PROBLEM :: Transcribe every line, keeping it exact.

RECORD EXTRACTS ::
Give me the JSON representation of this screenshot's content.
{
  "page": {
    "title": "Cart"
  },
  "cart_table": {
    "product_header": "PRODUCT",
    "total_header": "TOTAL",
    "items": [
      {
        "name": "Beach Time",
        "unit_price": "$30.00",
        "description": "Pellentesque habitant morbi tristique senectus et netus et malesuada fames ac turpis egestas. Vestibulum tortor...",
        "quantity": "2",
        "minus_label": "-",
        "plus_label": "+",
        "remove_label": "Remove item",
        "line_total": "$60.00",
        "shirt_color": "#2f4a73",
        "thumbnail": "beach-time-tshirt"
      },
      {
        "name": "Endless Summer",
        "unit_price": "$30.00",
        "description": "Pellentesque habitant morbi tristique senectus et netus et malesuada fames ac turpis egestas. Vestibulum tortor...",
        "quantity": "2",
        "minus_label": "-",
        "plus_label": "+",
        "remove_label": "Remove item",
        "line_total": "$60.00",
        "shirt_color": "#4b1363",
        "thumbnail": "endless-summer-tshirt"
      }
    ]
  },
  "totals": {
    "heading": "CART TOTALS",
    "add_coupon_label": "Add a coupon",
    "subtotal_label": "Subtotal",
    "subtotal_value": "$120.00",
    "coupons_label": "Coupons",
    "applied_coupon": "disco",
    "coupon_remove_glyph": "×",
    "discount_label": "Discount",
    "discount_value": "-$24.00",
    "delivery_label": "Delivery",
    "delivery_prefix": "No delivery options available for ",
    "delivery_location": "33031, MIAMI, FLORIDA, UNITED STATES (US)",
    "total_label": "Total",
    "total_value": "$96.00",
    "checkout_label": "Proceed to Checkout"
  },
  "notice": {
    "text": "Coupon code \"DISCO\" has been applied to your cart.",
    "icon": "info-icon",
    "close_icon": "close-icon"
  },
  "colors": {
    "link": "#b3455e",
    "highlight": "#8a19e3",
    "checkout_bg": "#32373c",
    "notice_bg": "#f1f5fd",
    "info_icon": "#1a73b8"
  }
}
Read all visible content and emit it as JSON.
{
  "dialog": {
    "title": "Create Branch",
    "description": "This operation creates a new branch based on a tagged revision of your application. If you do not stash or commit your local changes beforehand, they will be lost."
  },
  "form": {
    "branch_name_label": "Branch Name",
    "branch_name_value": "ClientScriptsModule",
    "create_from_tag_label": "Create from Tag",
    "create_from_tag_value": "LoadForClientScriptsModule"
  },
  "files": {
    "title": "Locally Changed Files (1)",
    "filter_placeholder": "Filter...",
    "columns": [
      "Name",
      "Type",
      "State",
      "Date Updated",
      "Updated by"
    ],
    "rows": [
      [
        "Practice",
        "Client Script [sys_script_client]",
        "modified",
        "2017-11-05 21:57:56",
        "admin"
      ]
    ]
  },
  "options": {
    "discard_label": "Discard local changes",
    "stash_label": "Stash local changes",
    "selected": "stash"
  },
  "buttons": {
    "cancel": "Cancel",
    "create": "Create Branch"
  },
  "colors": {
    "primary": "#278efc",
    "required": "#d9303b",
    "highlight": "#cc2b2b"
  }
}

SOLUTION TO THE EXERCISE ::
Give me the JSON representation of this screenshot's content.
{
  "page": {
    "title": "Cart"
  },
  "cart_table": {
    "product_header": "PRODUCT",
    "total_header": "TOTAL",
    "items": [
      {
        "name": "Beach Time",
        "unit_price": "$30.00",
        "description": "Pellentesque habitant morbi tristique senectus et netus et malesuada fames ac turpis egestas. Vestibulum tortor...",
        "quantity": "2",
        "minus_label": "-",
        "plus_label": "+",
        "remove_label": "Remove item",
        "line_total": "$60.00",
        "shirt_color": "#2f4a73",
        "thumbnail": "beach-time-tshirt"
      },
      {
        "name": "Endless Summer",
        "unit_price": "$30.00",
        "description": "Pellentesque habitant morbi tristique senectus et netus et malesuada fames ac turpis egestas. Vestibulum tortor...",
        "quantity": "2",
        "minus_label": "-",
        "plus_label": "+",
        "remove_label": "Remove item",
        "line_total": "$60.00",
        "shirt_color": "#4b1363",
        "thumbnail": "endless-summer-tshirt"
      }
    ]
  },
  "totals": {
    "heading": "CART TOTALS",
    "add_coupon_label": "Add a coupon",
    "subtotal_label": "Subtotal",
    "subtotal_value": "$120.00",
    "coupons_label": "Coupons",
    "applied_coupon": "disco",
    "coupon_remove_glyph": "×",
    "discount_label": "Discount",
    "discount_value": "-$24.00",
    "delivery_label": "Delivery",
    "delivery_prefix": "No delivery options available for ",
    "delivery_location": "33031, MIAMI, FLORIDA, UNITED STATES (US)",
    "total_label": "Total",
    "total_value": "$96.00",
    "checkout_label": "Proceed to Checkout"
  },
  "notice": {
    "text": "Coupon code \"DISCO\" has been applied to your cart.",
    "icon": "info-icon",
    "close_icon": "close-icon"
  },
  "colors": {
    "link": "#b3455e",
    "highlight": "#8a19e3",
    "checkout_bg": "#32373c",
    "notice_bg": "#f1f5fd",
    "info_icon": "#1a73b8"
  }
}
Read all visible content and emit it as JSON.
{
  "dialog": {
    "title": "Create Branch",
    "description": "This operation creates a new branch based on a tagged revision of your application. If you do not stash or commit your local changes beforehand, they will be lost."
  },
  "form": {
    "branch_name_label": "Branch Name",
    "branch_name_value": "ClientScriptsModule",
    "create_from_tag_label": "Create from Tag",
    "create_from_tag_value": "LoadForClientScriptsModule"
  },
  "files": {
    "title": "Locally Changed Files (1)",
    "filter_placeholder": "Filter...",
    "columns": [
      "Name",
      "Type",
      "State",
      "Date Updated",
      "Updated by"
    ],
    "rows": [
      [
        "Practice",
        "Client Script [sys_script_client]",
        "modified",
        "2017-11-05 21:57:56",
        "admin"
      ]
    ]
  },
  "options": {
    "discard_label": "Discard local changes",
    "stash_label": "Stash local changes",
    "selected": "stash"
  },
  "buttons": {
    "cancel": "Cancel",
    "create": "Create Branch"
  },
  "colors": {
    "primary": "#278efc",
    "required": "#d9303b",
    "highlight": "#cc2b2b"
  }
}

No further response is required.